What you have to do: From the listing below, select every line where the word "Windshield" appears.

Input records:
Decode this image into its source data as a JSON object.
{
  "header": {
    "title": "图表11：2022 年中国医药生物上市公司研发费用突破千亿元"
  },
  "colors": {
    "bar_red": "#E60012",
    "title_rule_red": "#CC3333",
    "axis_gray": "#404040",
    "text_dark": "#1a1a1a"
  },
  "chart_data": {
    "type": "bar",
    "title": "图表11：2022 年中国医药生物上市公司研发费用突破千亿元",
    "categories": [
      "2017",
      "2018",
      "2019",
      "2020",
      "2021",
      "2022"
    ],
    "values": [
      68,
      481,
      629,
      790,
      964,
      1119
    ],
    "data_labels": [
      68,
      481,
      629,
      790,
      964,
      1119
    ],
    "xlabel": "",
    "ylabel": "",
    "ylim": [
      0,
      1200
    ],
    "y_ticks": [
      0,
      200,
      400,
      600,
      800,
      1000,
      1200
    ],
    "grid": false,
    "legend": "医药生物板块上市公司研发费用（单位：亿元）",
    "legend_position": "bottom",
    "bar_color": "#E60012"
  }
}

---

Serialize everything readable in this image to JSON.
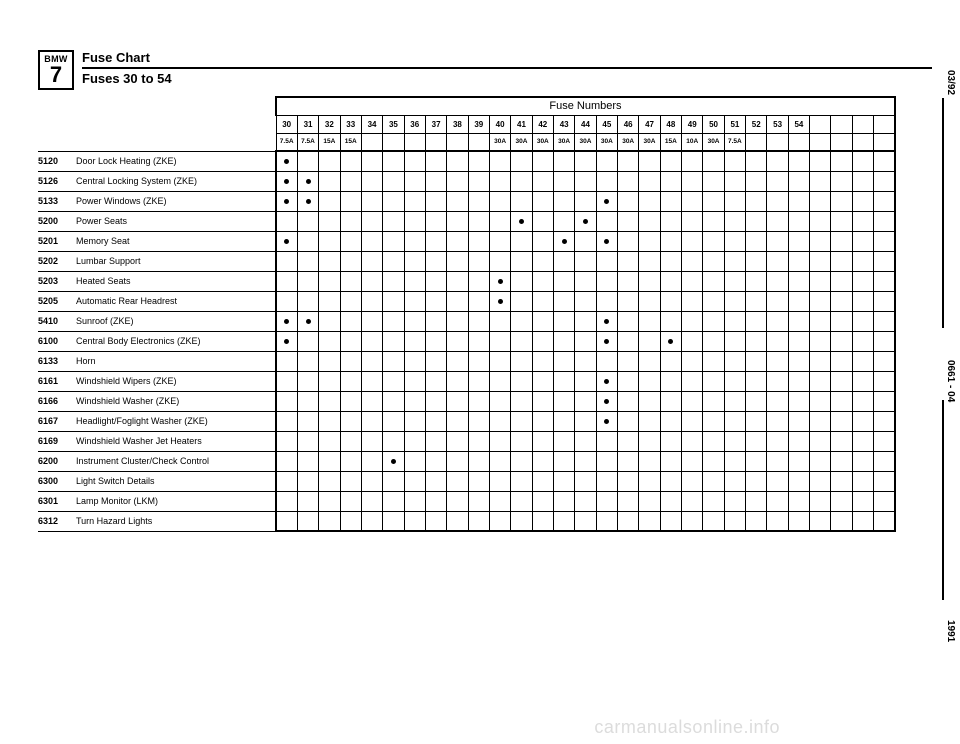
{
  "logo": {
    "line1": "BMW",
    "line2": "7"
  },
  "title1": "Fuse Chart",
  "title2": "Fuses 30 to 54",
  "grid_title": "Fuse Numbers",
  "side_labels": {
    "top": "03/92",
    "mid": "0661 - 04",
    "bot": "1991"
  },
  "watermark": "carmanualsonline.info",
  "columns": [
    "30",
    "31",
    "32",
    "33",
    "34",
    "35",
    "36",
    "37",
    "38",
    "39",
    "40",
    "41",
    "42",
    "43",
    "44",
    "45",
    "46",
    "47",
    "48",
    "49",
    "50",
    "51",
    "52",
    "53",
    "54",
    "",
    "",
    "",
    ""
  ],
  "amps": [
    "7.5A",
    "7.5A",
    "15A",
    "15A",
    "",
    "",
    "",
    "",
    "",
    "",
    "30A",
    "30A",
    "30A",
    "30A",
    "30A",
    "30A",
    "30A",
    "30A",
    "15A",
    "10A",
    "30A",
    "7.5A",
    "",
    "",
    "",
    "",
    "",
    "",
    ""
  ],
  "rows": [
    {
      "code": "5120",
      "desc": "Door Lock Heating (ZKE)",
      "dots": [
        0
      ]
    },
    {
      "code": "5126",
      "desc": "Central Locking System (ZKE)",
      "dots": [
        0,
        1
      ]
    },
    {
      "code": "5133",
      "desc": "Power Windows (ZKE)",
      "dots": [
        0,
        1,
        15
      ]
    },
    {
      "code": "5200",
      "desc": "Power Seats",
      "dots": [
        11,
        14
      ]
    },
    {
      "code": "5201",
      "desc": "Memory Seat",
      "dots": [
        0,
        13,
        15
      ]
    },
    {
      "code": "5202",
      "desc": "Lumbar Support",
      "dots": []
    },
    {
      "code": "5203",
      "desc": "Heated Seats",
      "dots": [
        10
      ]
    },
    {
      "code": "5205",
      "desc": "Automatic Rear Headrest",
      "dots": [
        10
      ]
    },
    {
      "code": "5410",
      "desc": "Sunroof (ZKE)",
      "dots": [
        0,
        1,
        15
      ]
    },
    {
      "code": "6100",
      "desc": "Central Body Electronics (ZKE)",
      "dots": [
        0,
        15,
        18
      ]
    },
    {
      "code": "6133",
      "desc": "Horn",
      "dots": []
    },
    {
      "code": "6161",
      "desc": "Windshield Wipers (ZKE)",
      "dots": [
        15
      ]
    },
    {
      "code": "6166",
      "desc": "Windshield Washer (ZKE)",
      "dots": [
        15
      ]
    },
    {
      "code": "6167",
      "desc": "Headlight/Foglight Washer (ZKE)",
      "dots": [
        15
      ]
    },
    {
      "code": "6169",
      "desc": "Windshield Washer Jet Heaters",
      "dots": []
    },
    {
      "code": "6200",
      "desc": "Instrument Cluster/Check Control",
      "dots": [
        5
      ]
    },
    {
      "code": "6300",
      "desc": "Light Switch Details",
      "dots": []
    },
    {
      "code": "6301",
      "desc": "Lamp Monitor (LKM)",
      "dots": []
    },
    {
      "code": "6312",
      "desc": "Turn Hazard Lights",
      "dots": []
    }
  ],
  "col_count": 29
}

Written solution:
      "desc": "Windshield Wipers (ZKE)",
      "desc": "Windshield Washer (ZKE)",
      "desc": "Windshield Washer Jet Heaters",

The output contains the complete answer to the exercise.